Short problem
Search the material for the string "LNXT", then return every line where it is found.

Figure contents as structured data
════════════════════
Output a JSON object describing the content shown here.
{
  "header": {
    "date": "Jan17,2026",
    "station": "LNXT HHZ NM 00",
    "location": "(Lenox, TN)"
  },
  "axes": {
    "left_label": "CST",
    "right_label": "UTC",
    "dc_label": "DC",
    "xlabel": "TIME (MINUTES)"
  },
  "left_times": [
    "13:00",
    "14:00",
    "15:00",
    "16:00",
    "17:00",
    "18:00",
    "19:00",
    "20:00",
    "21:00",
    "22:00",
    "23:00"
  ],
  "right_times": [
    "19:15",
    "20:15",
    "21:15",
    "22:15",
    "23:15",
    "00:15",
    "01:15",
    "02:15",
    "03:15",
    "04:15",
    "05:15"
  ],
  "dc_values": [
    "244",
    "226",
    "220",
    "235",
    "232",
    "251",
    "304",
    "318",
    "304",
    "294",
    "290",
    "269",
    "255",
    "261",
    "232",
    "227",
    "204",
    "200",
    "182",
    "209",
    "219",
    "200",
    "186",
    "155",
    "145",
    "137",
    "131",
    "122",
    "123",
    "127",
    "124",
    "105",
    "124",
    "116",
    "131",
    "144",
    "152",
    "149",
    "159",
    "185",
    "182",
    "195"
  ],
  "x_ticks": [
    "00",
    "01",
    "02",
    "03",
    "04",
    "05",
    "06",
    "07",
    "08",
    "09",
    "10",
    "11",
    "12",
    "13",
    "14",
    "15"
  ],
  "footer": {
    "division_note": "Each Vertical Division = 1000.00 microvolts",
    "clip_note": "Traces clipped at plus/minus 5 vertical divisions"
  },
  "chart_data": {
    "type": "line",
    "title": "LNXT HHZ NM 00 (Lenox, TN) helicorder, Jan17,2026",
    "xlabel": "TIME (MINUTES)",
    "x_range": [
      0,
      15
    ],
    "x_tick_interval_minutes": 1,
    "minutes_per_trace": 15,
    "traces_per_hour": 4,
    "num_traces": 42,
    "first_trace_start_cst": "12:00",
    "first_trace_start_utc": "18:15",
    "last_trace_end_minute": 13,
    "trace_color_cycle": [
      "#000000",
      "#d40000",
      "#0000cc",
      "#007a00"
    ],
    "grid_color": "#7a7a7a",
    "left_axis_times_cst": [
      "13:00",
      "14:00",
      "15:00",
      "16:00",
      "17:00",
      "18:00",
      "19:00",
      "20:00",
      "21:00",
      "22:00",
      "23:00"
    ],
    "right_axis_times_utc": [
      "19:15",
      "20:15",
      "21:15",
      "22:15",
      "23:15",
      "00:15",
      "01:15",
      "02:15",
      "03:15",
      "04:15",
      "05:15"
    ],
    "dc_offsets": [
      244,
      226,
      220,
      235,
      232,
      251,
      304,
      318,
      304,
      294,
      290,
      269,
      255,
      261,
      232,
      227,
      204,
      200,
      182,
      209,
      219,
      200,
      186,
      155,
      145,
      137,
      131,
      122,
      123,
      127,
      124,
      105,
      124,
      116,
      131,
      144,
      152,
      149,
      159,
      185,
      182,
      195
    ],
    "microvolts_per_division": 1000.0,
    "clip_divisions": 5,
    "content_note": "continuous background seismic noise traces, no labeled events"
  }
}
════════════════════
Result for this task
    "station": "LNXT HHZ NM 00",
    "title": "LNXT HHZ NM 00 (Lenox, TN) helicorder, Jan17,2026",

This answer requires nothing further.